[Figure content listings]
** start **

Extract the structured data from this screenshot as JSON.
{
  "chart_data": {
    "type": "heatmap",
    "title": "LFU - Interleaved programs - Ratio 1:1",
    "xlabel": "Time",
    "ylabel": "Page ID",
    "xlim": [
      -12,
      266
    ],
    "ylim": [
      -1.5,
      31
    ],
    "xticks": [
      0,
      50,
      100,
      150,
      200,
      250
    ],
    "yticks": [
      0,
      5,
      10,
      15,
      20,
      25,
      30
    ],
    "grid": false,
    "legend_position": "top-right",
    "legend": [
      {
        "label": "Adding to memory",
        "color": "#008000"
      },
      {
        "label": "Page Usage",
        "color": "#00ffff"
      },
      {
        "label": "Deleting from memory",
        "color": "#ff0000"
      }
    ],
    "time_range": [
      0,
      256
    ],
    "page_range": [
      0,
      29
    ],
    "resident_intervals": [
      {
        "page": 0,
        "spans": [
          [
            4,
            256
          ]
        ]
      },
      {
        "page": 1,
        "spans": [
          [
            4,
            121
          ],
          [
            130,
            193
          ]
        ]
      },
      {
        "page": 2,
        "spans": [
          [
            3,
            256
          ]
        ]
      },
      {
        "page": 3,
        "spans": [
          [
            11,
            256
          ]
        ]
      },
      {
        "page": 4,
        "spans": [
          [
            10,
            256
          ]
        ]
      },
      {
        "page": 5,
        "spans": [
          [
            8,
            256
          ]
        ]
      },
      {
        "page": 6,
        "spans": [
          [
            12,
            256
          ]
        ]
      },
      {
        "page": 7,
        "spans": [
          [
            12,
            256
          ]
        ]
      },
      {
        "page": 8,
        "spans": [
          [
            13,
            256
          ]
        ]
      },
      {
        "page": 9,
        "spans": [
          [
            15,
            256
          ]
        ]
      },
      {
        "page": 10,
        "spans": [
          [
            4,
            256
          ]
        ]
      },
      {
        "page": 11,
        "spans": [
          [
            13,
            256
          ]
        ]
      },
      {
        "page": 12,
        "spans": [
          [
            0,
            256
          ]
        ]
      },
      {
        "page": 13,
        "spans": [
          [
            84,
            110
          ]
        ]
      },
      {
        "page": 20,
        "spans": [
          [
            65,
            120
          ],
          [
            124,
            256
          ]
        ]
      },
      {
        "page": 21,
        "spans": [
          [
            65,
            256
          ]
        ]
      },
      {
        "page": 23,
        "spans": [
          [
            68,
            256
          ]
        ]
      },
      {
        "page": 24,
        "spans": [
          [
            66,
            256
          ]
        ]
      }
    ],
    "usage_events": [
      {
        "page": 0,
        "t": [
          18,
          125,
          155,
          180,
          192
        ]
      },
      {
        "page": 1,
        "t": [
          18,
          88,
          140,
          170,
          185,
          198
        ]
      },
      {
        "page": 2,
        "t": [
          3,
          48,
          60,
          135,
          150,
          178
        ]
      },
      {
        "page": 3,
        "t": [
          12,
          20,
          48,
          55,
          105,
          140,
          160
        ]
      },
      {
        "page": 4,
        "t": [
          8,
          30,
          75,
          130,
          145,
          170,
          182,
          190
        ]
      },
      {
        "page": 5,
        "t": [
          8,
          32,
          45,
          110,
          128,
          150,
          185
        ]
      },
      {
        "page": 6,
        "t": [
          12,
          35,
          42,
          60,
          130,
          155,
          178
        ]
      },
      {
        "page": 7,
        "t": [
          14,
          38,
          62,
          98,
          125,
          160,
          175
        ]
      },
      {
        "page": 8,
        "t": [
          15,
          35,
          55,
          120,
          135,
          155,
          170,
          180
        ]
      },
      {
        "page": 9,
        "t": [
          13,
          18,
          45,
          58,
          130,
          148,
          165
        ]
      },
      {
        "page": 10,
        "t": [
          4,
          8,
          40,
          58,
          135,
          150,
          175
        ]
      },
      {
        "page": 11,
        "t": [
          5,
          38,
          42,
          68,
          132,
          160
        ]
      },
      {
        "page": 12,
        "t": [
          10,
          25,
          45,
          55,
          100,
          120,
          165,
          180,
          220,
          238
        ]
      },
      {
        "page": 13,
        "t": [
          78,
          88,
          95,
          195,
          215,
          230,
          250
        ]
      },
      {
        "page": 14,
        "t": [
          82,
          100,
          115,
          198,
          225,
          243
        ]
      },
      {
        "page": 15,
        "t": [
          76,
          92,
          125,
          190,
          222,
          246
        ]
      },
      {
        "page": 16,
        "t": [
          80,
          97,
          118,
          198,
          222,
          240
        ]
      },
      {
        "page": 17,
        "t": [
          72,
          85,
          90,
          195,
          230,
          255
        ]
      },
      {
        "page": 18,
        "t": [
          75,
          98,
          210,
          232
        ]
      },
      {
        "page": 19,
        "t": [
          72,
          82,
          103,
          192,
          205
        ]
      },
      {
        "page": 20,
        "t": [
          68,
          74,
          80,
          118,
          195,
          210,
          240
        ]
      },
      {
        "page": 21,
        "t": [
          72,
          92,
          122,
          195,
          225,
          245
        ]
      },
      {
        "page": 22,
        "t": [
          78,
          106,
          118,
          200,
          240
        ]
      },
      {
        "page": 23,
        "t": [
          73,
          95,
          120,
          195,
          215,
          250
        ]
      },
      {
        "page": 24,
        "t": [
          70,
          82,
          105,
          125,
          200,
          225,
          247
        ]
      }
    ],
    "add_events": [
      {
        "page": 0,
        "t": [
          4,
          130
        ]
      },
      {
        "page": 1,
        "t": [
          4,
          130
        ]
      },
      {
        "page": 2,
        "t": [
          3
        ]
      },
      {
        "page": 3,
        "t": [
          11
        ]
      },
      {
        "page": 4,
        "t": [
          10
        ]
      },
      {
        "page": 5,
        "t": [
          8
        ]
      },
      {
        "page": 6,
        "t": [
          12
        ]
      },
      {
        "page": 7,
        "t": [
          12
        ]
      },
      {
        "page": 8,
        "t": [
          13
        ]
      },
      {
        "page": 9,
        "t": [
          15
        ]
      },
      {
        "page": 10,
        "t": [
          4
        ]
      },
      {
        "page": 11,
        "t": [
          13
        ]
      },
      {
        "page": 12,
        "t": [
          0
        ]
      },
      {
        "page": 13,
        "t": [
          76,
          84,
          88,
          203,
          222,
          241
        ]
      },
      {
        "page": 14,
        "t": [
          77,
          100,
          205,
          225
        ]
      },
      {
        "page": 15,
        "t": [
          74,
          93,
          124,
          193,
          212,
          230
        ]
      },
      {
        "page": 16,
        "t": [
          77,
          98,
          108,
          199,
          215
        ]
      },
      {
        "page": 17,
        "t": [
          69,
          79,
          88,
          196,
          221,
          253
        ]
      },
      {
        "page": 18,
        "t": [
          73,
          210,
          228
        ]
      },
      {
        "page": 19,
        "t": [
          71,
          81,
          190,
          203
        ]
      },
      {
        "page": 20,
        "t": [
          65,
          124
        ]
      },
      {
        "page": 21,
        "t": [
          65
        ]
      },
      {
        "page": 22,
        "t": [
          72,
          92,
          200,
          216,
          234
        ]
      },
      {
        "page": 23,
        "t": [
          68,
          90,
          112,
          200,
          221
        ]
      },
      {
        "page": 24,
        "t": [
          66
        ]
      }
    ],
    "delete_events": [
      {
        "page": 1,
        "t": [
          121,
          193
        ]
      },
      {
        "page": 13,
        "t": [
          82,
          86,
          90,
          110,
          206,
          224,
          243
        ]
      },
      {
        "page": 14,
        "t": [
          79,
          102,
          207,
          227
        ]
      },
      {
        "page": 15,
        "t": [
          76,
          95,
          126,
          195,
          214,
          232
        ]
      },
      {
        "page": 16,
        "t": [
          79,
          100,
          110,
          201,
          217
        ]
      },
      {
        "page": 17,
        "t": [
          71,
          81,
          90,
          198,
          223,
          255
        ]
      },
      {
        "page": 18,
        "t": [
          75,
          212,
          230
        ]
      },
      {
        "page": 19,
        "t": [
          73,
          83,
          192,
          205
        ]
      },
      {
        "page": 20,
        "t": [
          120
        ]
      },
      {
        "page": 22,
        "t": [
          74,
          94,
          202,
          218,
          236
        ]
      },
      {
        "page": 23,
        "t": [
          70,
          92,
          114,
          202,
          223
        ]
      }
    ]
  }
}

** end **

What needs to be done: Gather all lines of the records that include the word "memory".

Solution:
        "label": "Adding to memory",
        "label": "Deleting from memory",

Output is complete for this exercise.